Instructions to follow
Output the data exactly, with every line intact.
-- Start Task inputs --
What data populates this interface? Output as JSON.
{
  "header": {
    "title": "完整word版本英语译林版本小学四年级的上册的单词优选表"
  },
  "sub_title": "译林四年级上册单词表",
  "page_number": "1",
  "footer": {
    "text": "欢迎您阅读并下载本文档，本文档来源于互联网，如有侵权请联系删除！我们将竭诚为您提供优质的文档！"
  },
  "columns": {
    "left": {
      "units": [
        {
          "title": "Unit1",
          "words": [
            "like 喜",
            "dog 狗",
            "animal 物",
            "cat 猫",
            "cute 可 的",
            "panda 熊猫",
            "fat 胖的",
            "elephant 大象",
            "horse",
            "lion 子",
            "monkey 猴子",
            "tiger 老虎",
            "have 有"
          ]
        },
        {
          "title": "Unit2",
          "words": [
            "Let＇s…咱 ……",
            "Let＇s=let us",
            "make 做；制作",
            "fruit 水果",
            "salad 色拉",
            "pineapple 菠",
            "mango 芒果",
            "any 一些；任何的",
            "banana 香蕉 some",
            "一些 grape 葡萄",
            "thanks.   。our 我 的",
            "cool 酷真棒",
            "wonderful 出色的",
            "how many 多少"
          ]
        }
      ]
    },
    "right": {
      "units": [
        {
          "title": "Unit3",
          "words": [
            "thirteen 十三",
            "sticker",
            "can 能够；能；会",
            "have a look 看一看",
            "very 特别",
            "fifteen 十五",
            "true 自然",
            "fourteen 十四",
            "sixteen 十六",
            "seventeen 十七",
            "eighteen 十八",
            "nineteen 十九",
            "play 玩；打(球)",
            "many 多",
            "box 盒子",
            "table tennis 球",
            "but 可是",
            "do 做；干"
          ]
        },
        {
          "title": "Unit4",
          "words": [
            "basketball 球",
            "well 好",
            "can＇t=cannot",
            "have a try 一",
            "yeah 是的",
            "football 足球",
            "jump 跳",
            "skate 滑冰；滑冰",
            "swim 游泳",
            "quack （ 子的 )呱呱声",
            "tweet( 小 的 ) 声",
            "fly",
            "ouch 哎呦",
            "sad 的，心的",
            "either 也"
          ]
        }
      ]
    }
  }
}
-- End Task inputs --
Worked answer
What data populates this interface? Output as JSON.
{
  "header": {
    "title": "完整word版本英语译林版本小学四年级的上册的单词优选表"
  },
  "sub_title": "译林四年级上册单词表",
  "page_number": "1",
  "footer": {
    "text": "欢迎您阅读并下载本文档，本文档来源于互联网，如有侵权请联系删除！我们将竭诚为您提供优质的文档！"
  },
  "columns": {
    "left": {
      "units": [
        {
          "title": "Unit1",
          "words": [
            "like 喜",
            "dog 狗",
            "animal 物",
            "cat 猫",
            "cute 可 的",
            "panda 熊猫",
            "fat 胖的",
            "elephant 大象",
            "horse",
            "lion 子",
            "monkey 猴子",
            "tiger 老虎",
            "have 有"
          ]
        },
        {
          "title": "Unit2",
          "words": [
            "Let＇s…咱 ……",
            "Let＇s=let us",
            "make 做；制作",
            "fruit 水果",
            "salad 色拉",
            "pineapple 菠",
            "mango 芒果",
            "any 一些；任何的",
            "banana 香蕉 some",
            "一些 grape 葡萄",
            "thanks.   。our 我 的",
            "cool 酷真棒",
            "wonderful 出色的",
            "how many 多少"
          ]
        }
      ]
    },
    "right": {
      "units": [
        {
          "title": "Unit3",
          "words": [
            "thirteen 十三",
            "sticker",
            "can 能够；能；会",
            "have a look 看一看",
            "very 特别",
            "fifteen 十五",
            "true 自然",
            "fourteen 十四",
            "sixteen 十六",
            "seventeen 十七",
            "eighteen 十八",
            "nineteen 十九",
            "play 玩；打(球)",
            "many 多",
            "box 盒子",
            "table tennis 球",
            "but 可是",
            "do 做；干"
          ]
        },
        {
          "title": "Unit4",
          "words": [
            "basketball 球",
            "well 好",
            "can＇t=cannot",
            "have a try 一",
            "yeah 是的",
            "football 足球",
            "jump 跳",
            "skate 滑冰；滑冰",
            "swim 游泳",
            "quack （ 子的 )呱呱声",
            "tweet( 小 的 ) 声",
            "fly",
            "ouch 哎呦",
            "sad 的，心的",
            "either 也"
          ]
        }
      ]
    }
  }
}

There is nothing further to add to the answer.